▸ **DATA**:
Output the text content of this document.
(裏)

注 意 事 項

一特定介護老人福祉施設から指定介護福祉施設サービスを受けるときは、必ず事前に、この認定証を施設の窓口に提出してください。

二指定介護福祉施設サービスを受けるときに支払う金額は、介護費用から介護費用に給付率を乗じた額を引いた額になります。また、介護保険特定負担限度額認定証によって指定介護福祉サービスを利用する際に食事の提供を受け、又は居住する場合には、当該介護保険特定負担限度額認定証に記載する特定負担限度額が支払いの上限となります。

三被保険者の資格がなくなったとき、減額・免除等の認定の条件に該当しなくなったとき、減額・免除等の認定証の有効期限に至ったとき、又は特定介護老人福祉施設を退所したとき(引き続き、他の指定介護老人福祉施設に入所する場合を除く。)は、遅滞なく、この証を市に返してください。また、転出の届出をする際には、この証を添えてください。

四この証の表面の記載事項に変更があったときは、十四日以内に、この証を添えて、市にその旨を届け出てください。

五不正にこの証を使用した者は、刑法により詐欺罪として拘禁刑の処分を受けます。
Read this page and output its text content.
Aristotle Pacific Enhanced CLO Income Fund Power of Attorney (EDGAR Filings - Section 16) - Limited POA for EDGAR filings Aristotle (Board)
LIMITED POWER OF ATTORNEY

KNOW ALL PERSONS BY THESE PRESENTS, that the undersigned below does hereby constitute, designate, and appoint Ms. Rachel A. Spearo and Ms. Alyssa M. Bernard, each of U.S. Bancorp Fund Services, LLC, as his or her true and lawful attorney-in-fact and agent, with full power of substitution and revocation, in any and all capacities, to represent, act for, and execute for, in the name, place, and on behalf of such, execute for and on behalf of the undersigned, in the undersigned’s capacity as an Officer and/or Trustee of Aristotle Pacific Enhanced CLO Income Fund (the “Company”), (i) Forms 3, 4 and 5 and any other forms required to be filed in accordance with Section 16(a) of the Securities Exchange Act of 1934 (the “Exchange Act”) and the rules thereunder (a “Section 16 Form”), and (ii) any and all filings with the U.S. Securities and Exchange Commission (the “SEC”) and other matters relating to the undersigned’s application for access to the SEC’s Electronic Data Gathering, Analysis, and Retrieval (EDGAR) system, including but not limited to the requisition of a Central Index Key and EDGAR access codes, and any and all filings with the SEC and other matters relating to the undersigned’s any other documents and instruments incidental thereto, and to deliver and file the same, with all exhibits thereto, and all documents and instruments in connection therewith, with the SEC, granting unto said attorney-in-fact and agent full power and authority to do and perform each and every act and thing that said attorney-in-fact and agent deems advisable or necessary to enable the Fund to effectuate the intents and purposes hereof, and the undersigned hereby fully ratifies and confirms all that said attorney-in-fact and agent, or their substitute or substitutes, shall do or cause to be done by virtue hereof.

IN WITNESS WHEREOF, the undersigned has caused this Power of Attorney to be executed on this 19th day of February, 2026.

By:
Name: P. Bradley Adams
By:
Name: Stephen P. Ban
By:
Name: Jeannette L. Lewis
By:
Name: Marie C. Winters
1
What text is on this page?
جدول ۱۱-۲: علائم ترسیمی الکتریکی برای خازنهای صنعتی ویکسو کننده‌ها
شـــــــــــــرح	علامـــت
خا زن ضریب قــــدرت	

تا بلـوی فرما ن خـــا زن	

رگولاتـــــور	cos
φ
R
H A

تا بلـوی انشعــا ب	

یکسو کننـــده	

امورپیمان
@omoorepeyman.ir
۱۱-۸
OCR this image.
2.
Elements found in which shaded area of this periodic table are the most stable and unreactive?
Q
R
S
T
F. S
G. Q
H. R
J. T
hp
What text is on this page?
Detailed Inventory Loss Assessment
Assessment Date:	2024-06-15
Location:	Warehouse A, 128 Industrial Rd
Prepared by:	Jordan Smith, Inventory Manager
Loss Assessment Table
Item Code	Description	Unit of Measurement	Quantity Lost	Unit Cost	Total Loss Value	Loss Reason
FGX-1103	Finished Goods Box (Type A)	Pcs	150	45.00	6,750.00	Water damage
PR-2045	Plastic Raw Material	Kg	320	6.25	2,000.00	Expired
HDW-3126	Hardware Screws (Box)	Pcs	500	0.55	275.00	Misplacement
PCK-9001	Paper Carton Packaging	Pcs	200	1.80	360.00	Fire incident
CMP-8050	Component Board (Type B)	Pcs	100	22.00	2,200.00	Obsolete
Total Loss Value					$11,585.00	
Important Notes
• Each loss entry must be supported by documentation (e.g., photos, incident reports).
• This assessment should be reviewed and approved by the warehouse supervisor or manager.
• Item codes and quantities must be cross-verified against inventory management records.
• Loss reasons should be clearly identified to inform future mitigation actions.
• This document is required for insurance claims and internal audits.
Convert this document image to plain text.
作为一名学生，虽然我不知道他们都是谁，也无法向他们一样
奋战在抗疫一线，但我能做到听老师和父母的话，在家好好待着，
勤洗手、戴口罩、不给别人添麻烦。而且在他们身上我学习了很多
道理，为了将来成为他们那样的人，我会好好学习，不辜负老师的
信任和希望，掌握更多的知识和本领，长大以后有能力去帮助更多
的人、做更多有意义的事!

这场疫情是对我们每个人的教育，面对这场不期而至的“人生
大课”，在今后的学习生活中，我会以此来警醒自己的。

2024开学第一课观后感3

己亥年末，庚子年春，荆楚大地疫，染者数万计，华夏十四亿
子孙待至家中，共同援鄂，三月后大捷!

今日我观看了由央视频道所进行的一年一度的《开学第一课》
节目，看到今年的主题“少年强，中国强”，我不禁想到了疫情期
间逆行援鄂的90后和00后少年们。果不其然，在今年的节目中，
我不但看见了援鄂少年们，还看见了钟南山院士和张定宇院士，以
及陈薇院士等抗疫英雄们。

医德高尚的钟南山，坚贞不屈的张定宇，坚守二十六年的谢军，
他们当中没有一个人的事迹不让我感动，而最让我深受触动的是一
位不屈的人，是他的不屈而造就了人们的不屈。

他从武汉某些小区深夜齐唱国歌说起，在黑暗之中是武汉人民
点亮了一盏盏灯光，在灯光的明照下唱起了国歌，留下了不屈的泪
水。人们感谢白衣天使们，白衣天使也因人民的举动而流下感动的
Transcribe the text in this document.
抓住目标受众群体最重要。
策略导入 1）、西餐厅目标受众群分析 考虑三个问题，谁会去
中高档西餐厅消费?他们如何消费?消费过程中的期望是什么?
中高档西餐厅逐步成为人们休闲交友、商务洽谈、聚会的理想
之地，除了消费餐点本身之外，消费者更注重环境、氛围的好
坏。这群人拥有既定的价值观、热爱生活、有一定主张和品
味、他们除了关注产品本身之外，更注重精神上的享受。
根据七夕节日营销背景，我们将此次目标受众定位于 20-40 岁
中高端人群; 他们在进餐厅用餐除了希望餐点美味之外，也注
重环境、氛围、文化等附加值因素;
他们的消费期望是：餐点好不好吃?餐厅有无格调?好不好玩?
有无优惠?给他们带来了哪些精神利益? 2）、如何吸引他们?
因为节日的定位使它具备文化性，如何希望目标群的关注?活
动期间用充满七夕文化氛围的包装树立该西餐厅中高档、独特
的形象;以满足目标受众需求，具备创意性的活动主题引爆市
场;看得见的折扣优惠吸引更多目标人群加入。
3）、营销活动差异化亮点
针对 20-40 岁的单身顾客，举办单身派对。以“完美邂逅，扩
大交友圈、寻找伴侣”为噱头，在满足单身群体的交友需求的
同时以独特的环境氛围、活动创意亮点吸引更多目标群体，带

▸ **EXERCISE OBJECTIVE**: Using the records above, please retype only the run of lines from the line holding "Transcribe the text in this document." through the last line, both ends included.

▸ **SOLUTION BELOW**:
Transcribe the text in this document.
抓住目标受众群体最重要。
策略导入 1）、西餐厅目标受众群分析 考虑三个问题，谁会去
中高档西餐厅消费?他们如何消费?消费过程中的期望是什么?
中高档西餐厅逐步成为人们休闲交友、商务洽谈、聚会的理想
之地，除了消费餐点本身之外，消费者更注重环境、氛围的好
坏。这群人拥有既定的价值观、热爱生活、有一定主张和品
味、他们除了关注产品本身之外，更注重精神上的享受。
根据七夕节日营销背景，我们将此次目标受众定位于 20-40 岁
中高端人群; 他们在进餐厅用餐除了希望餐点美味之外，也注
重环境、氛围、文化等附加值因素;
他们的消费期望是：餐点好不好吃?餐厅有无格调?好不好玩?
有无优惠?给他们带来了哪些精神利益? 2）、如何吸引他们?
因为节日的定位使它具备文化性，如何希望目标群的关注?活
动期间用充满七夕文化氛围的包装树立该西餐厅中高档、独特
的形象;以满足目标受众需求，具备创意性的活动主题引爆市
场;看得见的折扣优惠吸引更多目标人群加入。
3）、营销活动差异化亮点
针对 20-40 岁的单身顾客，举办单身派对。以“完美邂逅，扩
大交友圈、寻找伴侣”为噱头，在满足单身群体的交友需求的
同时以独特的环境氛围、活动创意亮点吸引更多目标群体，带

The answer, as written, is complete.